▸ Task description:
Reproduce every line of the items below word for word, without changing anything.

▸ Dataset records:
···

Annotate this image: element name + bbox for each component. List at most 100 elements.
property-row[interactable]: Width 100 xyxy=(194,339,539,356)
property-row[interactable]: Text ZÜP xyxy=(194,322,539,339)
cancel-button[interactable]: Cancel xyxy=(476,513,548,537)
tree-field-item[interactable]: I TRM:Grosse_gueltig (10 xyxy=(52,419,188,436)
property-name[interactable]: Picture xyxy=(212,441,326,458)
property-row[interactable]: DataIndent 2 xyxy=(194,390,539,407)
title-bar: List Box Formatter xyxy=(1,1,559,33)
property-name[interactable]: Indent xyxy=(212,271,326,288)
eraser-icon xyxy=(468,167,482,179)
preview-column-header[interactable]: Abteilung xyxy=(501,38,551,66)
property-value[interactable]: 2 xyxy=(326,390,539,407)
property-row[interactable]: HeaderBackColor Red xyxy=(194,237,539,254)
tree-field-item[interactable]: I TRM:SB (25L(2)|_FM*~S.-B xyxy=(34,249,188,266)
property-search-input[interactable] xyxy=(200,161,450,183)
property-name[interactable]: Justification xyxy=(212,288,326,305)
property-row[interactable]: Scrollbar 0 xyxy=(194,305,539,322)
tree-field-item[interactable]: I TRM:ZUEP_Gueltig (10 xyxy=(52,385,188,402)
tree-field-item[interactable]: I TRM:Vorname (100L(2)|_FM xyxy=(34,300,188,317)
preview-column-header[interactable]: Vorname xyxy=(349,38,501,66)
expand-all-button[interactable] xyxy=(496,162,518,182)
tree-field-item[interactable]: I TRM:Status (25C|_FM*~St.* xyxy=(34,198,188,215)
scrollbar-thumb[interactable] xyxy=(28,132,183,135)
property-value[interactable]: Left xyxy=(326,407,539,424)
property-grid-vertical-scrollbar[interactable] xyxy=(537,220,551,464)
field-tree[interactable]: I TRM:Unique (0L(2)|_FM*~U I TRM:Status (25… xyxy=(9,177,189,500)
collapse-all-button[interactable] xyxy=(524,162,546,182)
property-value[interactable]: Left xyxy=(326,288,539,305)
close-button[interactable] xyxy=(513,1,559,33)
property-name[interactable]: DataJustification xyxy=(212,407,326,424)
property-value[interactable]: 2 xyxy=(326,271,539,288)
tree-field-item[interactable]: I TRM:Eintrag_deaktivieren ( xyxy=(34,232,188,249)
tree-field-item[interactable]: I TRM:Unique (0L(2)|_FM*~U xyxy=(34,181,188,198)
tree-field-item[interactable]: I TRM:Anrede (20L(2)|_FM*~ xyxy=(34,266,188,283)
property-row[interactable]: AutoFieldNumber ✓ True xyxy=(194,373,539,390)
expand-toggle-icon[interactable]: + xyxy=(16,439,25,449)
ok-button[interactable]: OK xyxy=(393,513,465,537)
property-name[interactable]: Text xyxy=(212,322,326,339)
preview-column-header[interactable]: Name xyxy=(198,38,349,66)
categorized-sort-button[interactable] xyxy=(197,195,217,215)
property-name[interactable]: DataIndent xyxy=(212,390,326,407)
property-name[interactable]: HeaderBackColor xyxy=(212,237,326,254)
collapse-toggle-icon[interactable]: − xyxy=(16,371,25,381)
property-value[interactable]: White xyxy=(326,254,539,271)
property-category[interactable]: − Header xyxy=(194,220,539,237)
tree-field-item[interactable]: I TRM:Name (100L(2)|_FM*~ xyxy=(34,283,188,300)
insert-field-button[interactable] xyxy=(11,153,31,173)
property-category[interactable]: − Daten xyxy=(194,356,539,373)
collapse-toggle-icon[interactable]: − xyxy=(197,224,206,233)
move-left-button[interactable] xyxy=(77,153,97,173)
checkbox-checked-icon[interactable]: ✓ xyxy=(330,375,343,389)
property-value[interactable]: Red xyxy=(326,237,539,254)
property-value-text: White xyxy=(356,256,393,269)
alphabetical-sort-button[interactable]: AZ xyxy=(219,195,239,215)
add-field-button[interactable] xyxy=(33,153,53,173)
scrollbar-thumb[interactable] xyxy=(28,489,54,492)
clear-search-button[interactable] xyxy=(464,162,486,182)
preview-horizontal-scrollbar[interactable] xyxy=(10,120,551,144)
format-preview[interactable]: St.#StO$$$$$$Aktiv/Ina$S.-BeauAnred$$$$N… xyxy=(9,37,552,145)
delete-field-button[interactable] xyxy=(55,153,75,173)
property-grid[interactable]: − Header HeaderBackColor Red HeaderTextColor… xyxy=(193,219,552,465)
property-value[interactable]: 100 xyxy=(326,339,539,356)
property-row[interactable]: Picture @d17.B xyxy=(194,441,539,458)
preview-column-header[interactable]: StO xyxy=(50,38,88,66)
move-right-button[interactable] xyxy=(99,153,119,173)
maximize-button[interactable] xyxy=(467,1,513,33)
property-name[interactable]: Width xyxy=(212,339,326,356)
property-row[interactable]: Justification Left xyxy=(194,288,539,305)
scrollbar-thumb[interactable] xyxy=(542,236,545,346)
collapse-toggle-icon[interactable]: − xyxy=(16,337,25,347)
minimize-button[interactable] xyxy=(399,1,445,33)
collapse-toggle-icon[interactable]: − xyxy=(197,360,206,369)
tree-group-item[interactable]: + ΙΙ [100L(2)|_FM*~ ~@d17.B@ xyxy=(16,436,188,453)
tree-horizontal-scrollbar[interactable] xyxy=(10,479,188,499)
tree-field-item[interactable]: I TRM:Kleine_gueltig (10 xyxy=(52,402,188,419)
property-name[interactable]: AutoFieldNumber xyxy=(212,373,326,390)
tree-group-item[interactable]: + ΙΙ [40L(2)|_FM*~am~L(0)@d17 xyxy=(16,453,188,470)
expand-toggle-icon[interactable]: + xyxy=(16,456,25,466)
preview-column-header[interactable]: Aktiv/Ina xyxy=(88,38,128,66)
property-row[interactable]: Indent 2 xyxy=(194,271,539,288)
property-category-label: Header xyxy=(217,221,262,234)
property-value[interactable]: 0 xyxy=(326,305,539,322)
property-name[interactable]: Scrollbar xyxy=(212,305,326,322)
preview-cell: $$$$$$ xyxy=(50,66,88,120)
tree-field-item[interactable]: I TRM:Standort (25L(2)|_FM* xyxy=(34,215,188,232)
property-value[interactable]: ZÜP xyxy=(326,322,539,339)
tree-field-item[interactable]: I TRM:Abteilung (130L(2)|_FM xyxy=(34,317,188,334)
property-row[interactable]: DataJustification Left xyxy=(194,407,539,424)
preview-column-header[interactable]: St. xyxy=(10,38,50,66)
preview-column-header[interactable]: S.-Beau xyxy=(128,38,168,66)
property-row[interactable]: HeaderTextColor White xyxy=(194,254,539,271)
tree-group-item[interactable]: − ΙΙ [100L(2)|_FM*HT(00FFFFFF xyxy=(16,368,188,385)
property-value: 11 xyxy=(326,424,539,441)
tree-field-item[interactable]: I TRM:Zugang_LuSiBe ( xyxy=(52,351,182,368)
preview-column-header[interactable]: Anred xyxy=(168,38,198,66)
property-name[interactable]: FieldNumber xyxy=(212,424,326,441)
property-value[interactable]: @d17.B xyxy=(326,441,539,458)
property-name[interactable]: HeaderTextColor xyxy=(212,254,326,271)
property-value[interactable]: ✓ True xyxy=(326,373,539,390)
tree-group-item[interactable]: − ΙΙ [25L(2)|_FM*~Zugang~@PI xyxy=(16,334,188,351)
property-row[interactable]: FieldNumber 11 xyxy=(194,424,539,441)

···

▸ Written solution:
Annotate this image: element name + bbox for each component. List at most 100 elements.
property-row[interactable]: Width 100 xyxy=(194,339,539,356)
property-row[interactable]: Text ZÜP xyxy=(194,322,539,339)
cancel-button[interactable]: Cancel xyxy=(476,513,548,537)
tree-field-item[interactable]: I TRM:Grosse_gueltig (10 xyxy=(52,419,188,436)
property-name[interactable]: Picture xyxy=(212,441,326,458)
property-row[interactable]: DataIndent 2 xyxy=(194,390,539,407)
title-bar: List Box Formatter xyxy=(1,1,559,33)
property-name[interactable]: Indent xyxy=(212,271,326,288)
eraser-icon xyxy=(468,167,482,179)
preview-column-header[interactable]: Abteilung xyxy=(501,38,551,66)
property-value[interactable]: 2 xyxy=(326,390,539,407)
property-row[interactable]: HeaderBackColor Red xyxy=(194,237,539,254)
tree-field-item[interactable]: I TRM:SB (25L(2)|_FM*~S.-B xyxy=(34,249,188,266)
property-search-input[interactable] xyxy=(200,161,450,183)
property-name[interactable]: Justification xyxy=(212,288,326,305)
property-row[interactable]: Scrollbar 0 xyxy=(194,305,539,322)
tree-field-item[interactable]: I TRM:ZUEP_Gueltig (10 xyxy=(52,385,188,402)
tree-field-item[interactable]: I TRM:Vorname (100L(2)|_FM xyxy=(34,300,188,317)
preview-column-header[interactable]: Vorname xyxy=(349,38,501,66)
expand-all-button[interactable] xyxy=(496,162,518,182)
tree-field-item[interactable]: I TRM:Status (25C|_FM*~St.* xyxy=(34,198,188,215)
scrollbar-thumb[interactable] xyxy=(28,132,183,135)
property-value[interactable]: Left xyxy=(326,407,539,424)
property-grid-vertical-scrollbar[interactable] xyxy=(537,220,551,464)
field-tree[interactable]: I TRM:Unique (0L(2)|_FM*~U I TRM:Status (25… xyxy=(9,177,189,500)
collapse-all-button[interactable] xyxy=(524,162,546,182)
property-value[interactable]: Left xyxy=(326,288,539,305)
close-button[interactable] xyxy=(513,1,559,33)
property-name[interactable]: DataJustification xyxy=(212,407,326,424)
property-value[interactable]: 2 xyxy=(326,271,539,288)
tree-field-item[interactable]: I TRM:Eintrag_deaktivieren ( xyxy=(34,232,188,249)
tree-field-item[interactable]: I TRM:Unique (0L(2)|_FM*~U xyxy=(34,181,188,198)
tree-field-item[interactable]: I TRM:Anrede (20L(2)|_FM*~ xyxy=(34,266,188,283)
property-row[interactable]: AutoFieldNumber ✓ True xyxy=(194,373,539,390)
expand-toggle-icon[interactable]: + xyxy=(16,439,25,449)
ok-button[interactable]: OK xyxy=(393,513,465,537)
property-name[interactable]: Text xyxy=(212,322,326,339)
preview-column-header[interactable]: Name xyxy=(198,38,349,66)
categorized-sort-button[interactable] xyxy=(197,195,217,215)
property-name[interactable]: DataIndent xyxy=(212,390,326,407)
property-name[interactable]: HeaderBackColor xyxy=(212,237,326,254)
collapse-toggle-icon[interactable]: − xyxy=(16,371,25,381)
property-value[interactable]: White xyxy=(326,254,539,271)
property-category[interactable]: − Header xyxy=(194,220,539,237)
tree-field-item[interactable]: I TRM:Name (100L(2)|_FM*~ xyxy=(34,283,188,300)
insert-field-button[interactable] xyxy=(11,153,31,173)
property-category[interactable]: − Daten xyxy=(194,356,539,373)
collapse-toggle-icon[interactable]: − xyxy=(197,224,206,233)
move-left-button[interactable] xyxy=(77,153,97,173)
checkbox-checked-icon[interactable]: ✓ xyxy=(330,375,343,389)
property-value[interactable]: Red xyxy=(326,237,539,254)
property-value-text: White xyxy=(356,256,393,269)
alphabetical-sort-button[interactable]: AZ xyxy=(219,195,239,215)
add-field-button[interactable] xyxy=(33,153,53,173)
scrollbar-thumb[interactable] xyxy=(28,489,54,492)
clear-search-button[interactable] xyxy=(464,162,486,182)
preview-horizontal-scrollbar[interactable] xyxy=(10,120,551,144)
format-preview[interactable]: St.#StO$$$$$$Aktiv/Ina$S.-BeauAnred$$$$N… xyxy=(9,37,552,145)
delete-field-button[interactable] xyxy=(55,153,75,173)
property-grid[interactable]: − Header HeaderBackColor Red HeaderTextColor… xyxy=(193,219,552,465)
property-value[interactable]: 100 xyxy=(326,339,539,356)
property-row[interactable]: Picture @d17.B xyxy=(194,441,539,458)
preview-column-header[interactable]: StO xyxy=(50,38,88,66)
move-right-button[interactable] xyxy=(99,153,119,173)
maximize-button[interactable] xyxy=(467,1,513,33)
property-name[interactable]: Width xyxy=(212,339,326,356)
property-row[interactable]: Justification Left xyxy=(194,288,539,305)
scrollbar-thumb[interactable] xyxy=(542,236,545,346)
collapse-toggle-icon[interactable]: − xyxy=(16,337,25,347)
minimize-button[interactable] xyxy=(399,1,445,33)
collapse-toggle-icon[interactable]: − xyxy=(197,360,206,369)
tree-group-item[interactable]: + ΙΙ [100L(2)|_FM*~ ~@d17.B@ xyxy=(16,436,188,453)
tree-horizontal-scrollbar[interactable] xyxy=(10,479,188,499)
tree-field-item[interactable]: I TRM:Kleine_gueltig (10 xyxy=(52,402,188,419)
property-name[interactable]: AutoFieldNumber xyxy=(212,373,326,390)
tree-group-item[interactable]: + ΙΙ [40L(2)|_FM*~am~L(0)@d17 xyxy=(16,453,188,470)
expand-toggle-icon[interactable]: + xyxy=(16,456,25,466)
preview-column-header[interactable]: Aktiv/Ina xyxy=(88,38,128,66)
property-row[interactable]: Indent 2 xyxy=(194,271,539,288)
property-category-label: Header xyxy=(217,221,262,234)
property-value[interactable]: 0 xyxy=(326,305,539,322)
property-name[interactable]: Scrollbar xyxy=(212,305,326,322)
preview-cell: $$$$$$ xyxy=(50,66,88,120)
tree-field-item[interactable]: I TRM:Standort (25L(2)|_FM* xyxy=(34,215,188,232)
property-value[interactable]: ZÜP xyxy=(326,322,539,339)
tree-field-item[interactable]: I TRM:Abteilung (130L(2)|_FM xyxy=(34,317,188,334)
property-row[interactable]: DataJustification Left xyxy=(194,407,539,424)
preview-column-header[interactable]: St. xyxy=(10,38,50,66)
preview-column-header[interactable]: S.-Beau xyxy=(128,38,168,66)
property-row[interactable]: HeaderTextColor White xyxy=(194,254,539,271)
tree-group-item[interactable]: − ΙΙ [100L(2)|_FM*HT(00FFFFFF xyxy=(16,368,188,385)
property-value: 11 xyxy=(326,424,539,441)
tree-field-item[interactable]: I TRM:Zugang_LuSiBe ( xyxy=(52,351,182,368)
preview-column-header[interactable]: Anred xyxy=(168,38,198,66)
property-name[interactable]: FieldNumber xyxy=(212,424,326,441)
property-value[interactable]: @d17.B xyxy=(326,441,539,458)
property-name[interactable]: HeaderTextColor xyxy=(212,254,326,271)
property-value[interactable]: ✓ True xyxy=(326,373,539,390)
tree-group-item[interactable]: − ΙΙ [25L(2)|_FM*~Zugang~@PI xyxy=(16,334,188,351)
property-row[interactable]: FieldNumber 11 xyxy=(194,424,539,441)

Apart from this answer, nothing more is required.